# SUPPLIED MATERIAL
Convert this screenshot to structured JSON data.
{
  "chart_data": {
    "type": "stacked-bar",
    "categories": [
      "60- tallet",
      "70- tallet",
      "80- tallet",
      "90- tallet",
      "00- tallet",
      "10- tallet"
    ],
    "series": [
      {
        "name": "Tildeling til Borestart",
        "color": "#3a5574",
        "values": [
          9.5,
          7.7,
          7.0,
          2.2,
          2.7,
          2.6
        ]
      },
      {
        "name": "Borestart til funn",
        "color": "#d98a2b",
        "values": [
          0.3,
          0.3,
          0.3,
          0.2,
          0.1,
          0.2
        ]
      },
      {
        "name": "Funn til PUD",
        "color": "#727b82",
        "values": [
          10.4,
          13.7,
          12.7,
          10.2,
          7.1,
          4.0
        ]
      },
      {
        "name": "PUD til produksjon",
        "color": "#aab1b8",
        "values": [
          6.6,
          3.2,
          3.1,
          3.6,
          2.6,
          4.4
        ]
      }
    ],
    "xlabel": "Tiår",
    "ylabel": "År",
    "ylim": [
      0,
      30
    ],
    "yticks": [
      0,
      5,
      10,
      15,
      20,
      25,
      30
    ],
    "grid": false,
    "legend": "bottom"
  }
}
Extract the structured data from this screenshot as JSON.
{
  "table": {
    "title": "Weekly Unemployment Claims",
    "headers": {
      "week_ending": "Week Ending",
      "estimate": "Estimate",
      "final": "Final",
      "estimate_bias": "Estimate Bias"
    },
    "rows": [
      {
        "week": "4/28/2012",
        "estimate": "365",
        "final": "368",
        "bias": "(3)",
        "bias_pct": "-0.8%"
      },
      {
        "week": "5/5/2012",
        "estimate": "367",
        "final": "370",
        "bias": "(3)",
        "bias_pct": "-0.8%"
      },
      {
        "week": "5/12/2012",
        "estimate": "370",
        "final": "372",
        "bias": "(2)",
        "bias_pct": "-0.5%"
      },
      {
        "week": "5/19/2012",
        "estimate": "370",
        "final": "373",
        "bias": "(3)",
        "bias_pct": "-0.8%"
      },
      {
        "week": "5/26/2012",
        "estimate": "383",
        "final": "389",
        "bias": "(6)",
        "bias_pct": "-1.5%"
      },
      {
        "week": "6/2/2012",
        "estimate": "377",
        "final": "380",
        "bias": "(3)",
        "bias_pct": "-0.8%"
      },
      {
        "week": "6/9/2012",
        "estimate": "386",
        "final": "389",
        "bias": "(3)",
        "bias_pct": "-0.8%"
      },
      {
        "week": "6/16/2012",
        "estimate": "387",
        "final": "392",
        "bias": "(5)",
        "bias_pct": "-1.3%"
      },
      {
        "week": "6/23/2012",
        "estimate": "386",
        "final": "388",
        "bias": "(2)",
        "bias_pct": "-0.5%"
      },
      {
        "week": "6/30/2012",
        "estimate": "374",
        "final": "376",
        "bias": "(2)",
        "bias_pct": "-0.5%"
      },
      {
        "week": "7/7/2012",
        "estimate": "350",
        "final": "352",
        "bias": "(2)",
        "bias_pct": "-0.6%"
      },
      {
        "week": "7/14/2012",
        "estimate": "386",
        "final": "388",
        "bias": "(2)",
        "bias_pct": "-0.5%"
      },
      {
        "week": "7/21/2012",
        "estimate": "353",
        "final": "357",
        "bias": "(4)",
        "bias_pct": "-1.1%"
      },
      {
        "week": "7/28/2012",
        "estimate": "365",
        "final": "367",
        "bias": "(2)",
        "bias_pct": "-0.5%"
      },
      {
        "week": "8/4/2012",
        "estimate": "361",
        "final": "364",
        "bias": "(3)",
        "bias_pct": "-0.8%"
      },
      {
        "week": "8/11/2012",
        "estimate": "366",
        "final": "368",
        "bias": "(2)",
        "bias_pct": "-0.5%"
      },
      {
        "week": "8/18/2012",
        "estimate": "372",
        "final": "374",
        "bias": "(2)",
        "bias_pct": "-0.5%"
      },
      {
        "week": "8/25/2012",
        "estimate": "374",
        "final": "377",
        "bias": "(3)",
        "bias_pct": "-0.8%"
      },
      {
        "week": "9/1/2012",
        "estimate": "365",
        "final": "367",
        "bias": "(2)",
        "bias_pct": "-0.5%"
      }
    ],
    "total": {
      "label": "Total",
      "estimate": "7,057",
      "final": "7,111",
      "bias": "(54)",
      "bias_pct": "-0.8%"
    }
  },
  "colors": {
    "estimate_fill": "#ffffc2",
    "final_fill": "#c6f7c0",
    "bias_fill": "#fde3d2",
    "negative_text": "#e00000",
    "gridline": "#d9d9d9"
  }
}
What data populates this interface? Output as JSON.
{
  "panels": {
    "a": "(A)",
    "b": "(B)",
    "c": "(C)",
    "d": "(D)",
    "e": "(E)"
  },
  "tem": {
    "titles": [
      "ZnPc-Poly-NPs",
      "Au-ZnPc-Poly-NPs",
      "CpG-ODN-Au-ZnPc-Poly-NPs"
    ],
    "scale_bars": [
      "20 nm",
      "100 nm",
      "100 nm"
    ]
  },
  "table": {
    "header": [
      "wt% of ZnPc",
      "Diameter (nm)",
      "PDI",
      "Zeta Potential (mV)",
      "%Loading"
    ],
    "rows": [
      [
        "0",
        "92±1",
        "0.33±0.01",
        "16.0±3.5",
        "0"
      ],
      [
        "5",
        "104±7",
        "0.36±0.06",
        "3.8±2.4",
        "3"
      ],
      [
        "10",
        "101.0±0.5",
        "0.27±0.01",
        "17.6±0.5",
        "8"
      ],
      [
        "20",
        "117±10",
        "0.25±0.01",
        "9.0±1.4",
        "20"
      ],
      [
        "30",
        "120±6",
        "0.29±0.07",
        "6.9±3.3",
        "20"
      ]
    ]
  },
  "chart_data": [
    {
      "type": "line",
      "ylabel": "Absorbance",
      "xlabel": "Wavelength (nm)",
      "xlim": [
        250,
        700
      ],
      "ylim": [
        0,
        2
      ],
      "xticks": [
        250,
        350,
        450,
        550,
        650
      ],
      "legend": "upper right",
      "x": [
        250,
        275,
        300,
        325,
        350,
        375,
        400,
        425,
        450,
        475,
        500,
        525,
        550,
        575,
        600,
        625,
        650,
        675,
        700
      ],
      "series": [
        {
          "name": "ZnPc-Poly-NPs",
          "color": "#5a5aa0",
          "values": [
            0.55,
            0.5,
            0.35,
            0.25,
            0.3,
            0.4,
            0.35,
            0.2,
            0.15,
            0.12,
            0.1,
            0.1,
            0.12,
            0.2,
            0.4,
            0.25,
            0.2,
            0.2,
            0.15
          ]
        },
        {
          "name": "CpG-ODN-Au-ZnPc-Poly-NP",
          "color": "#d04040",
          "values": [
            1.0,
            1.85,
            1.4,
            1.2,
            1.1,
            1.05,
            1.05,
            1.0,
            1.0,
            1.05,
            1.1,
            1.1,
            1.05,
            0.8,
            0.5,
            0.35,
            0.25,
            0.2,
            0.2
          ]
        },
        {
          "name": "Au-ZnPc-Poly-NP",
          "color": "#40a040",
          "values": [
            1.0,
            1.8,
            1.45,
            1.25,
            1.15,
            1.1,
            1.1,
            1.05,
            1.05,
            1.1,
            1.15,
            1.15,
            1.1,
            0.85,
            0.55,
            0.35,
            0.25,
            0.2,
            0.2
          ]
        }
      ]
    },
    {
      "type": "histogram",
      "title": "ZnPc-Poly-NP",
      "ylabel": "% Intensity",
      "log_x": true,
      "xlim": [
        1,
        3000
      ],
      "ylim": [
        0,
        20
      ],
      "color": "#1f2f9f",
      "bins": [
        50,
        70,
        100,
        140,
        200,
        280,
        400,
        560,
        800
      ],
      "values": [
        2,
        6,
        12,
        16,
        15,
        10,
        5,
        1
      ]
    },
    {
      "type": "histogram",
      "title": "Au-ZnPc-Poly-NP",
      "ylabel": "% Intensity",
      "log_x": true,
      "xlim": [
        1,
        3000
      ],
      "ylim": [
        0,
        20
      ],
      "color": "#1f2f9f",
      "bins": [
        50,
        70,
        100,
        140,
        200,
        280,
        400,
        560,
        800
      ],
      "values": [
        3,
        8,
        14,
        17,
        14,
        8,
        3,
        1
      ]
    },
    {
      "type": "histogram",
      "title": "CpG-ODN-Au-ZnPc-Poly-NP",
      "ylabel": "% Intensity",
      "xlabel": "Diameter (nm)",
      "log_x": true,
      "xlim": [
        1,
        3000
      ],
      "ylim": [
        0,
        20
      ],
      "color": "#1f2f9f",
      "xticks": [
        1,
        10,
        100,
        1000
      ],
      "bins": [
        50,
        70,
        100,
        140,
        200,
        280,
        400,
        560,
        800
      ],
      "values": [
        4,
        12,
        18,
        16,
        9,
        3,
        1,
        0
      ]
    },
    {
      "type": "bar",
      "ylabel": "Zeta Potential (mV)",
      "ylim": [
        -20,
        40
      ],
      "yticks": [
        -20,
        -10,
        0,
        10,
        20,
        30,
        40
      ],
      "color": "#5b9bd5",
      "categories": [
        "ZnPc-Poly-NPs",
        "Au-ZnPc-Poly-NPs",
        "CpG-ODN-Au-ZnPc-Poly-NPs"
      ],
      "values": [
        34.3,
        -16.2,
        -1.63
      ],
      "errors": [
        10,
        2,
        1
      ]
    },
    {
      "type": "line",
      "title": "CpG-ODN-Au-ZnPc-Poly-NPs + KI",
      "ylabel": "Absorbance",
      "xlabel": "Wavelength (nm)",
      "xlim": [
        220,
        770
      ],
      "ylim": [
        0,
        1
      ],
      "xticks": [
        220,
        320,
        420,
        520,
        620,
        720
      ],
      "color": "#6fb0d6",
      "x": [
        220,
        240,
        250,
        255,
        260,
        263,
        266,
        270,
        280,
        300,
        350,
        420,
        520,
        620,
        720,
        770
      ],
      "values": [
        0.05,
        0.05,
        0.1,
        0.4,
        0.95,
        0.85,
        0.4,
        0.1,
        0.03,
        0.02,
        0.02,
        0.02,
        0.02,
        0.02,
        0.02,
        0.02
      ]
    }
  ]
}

# DIRECTION
Report all lines of the data above that include the string "Zeta".

# FULL RESPONSE
      "Zeta Potential (mV)",
      "ylabel": "Zeta Potential (mV)",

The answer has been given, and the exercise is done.